• **Instruction**:
Please write the listing below out again exactly, leaving every picture behind.

• **Data for this task**:
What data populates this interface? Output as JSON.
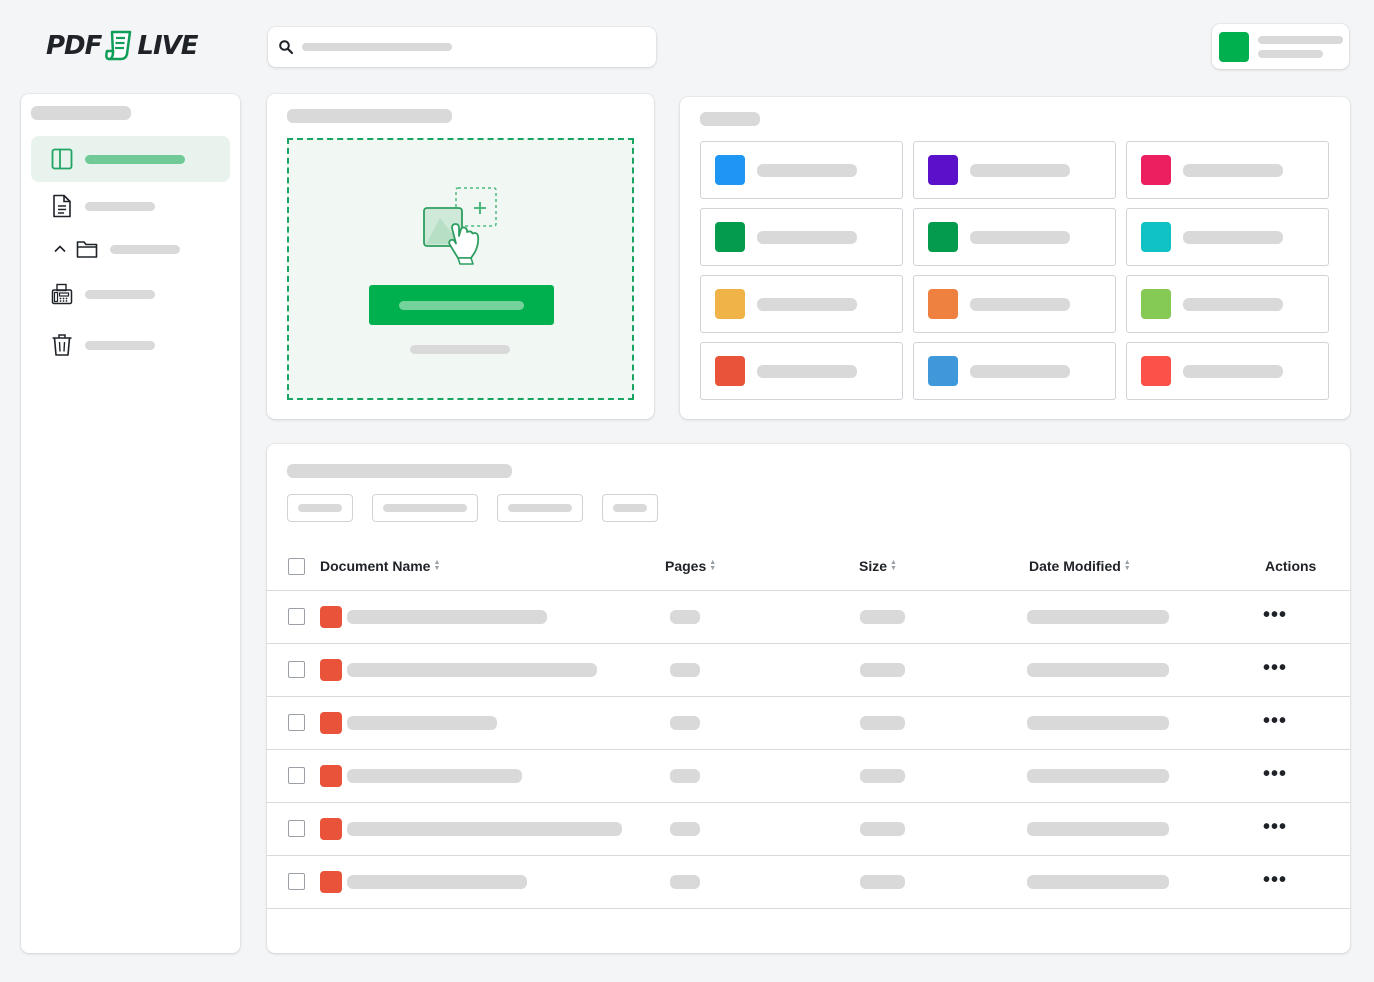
{
  "logo": {
    "left_text": "PDF",
    "right_text": "LIVE"
  },
  "colors": {
    "brand_green": "#00b04f",
    "active_nav_bg": "#e7f3ec",
    "pdf_icon": "#e9533a",
    "placeholder": "#d9d9d9"
  },
  "icons": {
    "search": "search-icon",
    "sidebar_items": [
      "layout-panel-icon",
      "document-icon",
      "folder-icon",
      "fax-icon",
      "trash-icon"
    ],
    "upload": "upload-hand-icon",
    "row_action": "more-icon"
  },
  "tools": {
    "colors": [
      "#1e96f3",
      "#5a11c9",
      "#ec1f61",
      "#049b4d",
      "#049b4d",
      "#10c2c4",
      "#f0b347",
      "#ee8040",
      "#85ca54",
      "#e9533a",
      "#3f98da",
      "#fc5148"
    ]
  },
  "table": {
    "columns": {
      "name": "Document Name",
      "pages": "Pages",
      "size": "Size",
      "date": "Date Modified",
      "actions": "Actions"
    },
    "row_action_label": "•••",
    "row_count": 6
  }
}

• **Exercise result**:
What data populates this interface? Output as JSON.
{
  "logo": {
    "left_text": "PDF",
    "right_text": "LIVE"
  },
  "colors": {
    "brand_green": "#00b04f",
    "active_nav_bg": "#e7f3ec",
    "pdf_icon": "#e9533a",
    "placeholder": "#d9d9d9"
  },
  "icons": {
    "search": "search-icon",
    "sidebar_items": [
      "layout-panel-icon",
      "document-icon",
      "folder-icon",
      "fax-icon",
      "trash-icon"
    ],
    "upload": "upload-hand-icon",
    "row_action": "more-icon"
  },
  "tools": {
    "colors": [
      "#1e96f3",
      "#5a11c9",
      "#ec1f61",
      "#049b4d",
      "#049b4d",
      "#10c2c4",
      "#f0b347",
      "#ee8040",
      "#85ca54",
      "#e9533a",
      "#3f98da",
      "#fc5148"
    ]
  },
  "table": {
    "columns": {
      "name": "Document Name",
      "pages": "Pages",
      "size": "Size",
      "date": "Date Modified",
      "actions": "Actions"
    },
    "row_action_label": "•••",
    "row_count": 6
  }
}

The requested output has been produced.